— RECORDS FOR THIS EXERCISE —
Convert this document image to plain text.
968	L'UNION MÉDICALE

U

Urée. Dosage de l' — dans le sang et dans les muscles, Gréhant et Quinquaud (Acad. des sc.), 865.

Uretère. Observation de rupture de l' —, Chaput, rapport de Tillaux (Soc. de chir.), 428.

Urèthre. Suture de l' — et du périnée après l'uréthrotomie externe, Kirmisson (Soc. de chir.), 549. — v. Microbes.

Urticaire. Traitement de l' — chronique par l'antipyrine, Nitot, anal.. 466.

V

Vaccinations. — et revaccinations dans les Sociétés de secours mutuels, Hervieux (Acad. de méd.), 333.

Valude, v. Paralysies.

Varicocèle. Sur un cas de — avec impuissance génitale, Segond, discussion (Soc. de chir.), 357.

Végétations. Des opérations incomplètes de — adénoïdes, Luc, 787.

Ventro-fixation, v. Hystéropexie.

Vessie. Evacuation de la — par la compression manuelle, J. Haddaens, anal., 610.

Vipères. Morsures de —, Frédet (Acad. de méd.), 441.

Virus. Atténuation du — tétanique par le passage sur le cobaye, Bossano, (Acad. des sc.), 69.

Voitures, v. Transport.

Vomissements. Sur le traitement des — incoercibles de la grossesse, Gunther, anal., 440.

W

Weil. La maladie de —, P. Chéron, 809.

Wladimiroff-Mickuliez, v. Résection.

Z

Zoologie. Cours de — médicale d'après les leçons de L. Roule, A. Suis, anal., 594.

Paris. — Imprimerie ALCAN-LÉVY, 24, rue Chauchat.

— PROBLEM TO WORK ON —
Output all the lines above. Keep each one exact.

— ANSWER SECTION —
Convert this document image to plain text.
968	L'UNION MÉDICALE

U

Urée. Dosage de l' — dans le sang et dans les muscles, Gréhant et Quinquaud (Acad. des sc.), 865.

Uretère. Observation de rupture de l' —, Chaput, rapport de Tillaux (Soc. de chir.), 428.

Urèthre. Suture de l' — et du périnée après l'uréthrotomie externe, Kirmisson (Soc. de chir.), 549. — v. Microbes.

Urticaire. Traitement de l' — chronique par l'antipyrine, Nitot, anal.. 466.

V

Vaccinations. — et revaccinations dans les Sociétés de secours mutuels, Hervieux (Acad. de méd.), 333.

Valude, v. Paralysies.

Varicocèle. Sur un cas de — avec impuissance génitale, Segond, discussion (Soc. de chir.), 357.

Végétations. Des opérations incomplètes de — adénoïdes, Luc, 787.

Ventro-fixation, v. Hystéropexie.

Vessie. Evacuation de la — par la compression manuelle, J. Haddaens, anal., 610.

Vipères. Morsures de —, Frédet (Acad. de méd.), 441.

Virus. Atténuation du — tétanique par le passage sur le cobaye, Bossano, (Acad. des sc.), 69.

Voitures, v. Transport.

Vomissements. Sur le traitement des — incoercibles de la grossesse, Gunther, anal., 440.

W

Weil. La maladie de —, P. Chéron, 809.

Wladimiroff-Mickuliez, v. Résection.

Z

Zoologie. Cours de — médicale d'après les leçons de L. Roule, A. Suis, anal., 594.

Paris. — Imprimerie ALCAN-LÉVY, 24, rue Chauchat.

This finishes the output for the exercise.